**사용할 데이터:**
<<<<

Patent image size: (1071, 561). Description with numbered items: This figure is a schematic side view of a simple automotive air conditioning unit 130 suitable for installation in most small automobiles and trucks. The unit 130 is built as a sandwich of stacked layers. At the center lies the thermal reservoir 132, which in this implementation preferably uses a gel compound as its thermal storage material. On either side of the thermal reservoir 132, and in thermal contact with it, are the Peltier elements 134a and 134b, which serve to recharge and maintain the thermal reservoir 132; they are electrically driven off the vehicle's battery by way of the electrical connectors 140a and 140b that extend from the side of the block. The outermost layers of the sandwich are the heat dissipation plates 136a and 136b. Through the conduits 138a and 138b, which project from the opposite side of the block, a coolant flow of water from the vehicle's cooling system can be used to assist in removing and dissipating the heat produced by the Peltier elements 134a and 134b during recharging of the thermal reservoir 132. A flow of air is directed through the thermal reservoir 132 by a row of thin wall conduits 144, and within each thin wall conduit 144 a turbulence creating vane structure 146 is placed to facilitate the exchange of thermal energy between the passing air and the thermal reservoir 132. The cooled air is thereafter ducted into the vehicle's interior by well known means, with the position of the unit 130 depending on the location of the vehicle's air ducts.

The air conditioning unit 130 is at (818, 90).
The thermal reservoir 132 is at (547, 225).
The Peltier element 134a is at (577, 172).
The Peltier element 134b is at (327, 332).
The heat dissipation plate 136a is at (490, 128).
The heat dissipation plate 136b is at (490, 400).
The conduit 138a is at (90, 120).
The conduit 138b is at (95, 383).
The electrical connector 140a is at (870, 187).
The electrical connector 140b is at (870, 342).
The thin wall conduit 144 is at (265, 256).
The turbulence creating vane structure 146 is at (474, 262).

>>>>

**지시 사항:** 위 목록에서 "creating"라는 단어가 들어 있는 줄을 모두 찾아 돌려주세요. 대소문자를 구분합니다.

**과제 답변:**
Patent image size: (1071, 561). Description with numbered items: This figure is a schematic side view of a simple automotive air conditioning unit 130 suitable for installation in most small automobiles and trucks. The unit 130 is built as a sandwich of stacked layers. At the center lies the thermal reservoir 132, which in this implementation preferably uses a gel compound as its thermal storage material. On either side of the thermal reservoir 132, and in thermal contact with it, are the Peltier elements 134a and 134b, which serve to recharge and maintain the thermal reservoir 132; they are electrically driven off the vehicle's battery by way of the electrical connectors 140a and 140b that extend from the side of the block. The outermost layers of the sandwich are the heat dissipation plates 136a and 136b. Through the conduits 138a and 138b, which project from the opposite side of the block, a coolant flow of water from the vehicle's cooling system can be used to assist in removing and dissipating the heat produced by the Peltier elements 134a and 134b during recharging of the thermal reservoir 132. A flow of air is directed through the thermal reservoir 132 by a row of thin wall conduits 144, and within each thin wall conduit 144 a turbulence creating vane structure 146 is placed to facilitate the exchange of thermal energy between the passing air and the thermal reservoir 132. The cooled air is thereafter ducted into the vehicle's interior by well known means, with the position of the unit 130 depending on the location of the vehicle's air ducts.
The turbulence creating vane structure 146 is at (474, 262).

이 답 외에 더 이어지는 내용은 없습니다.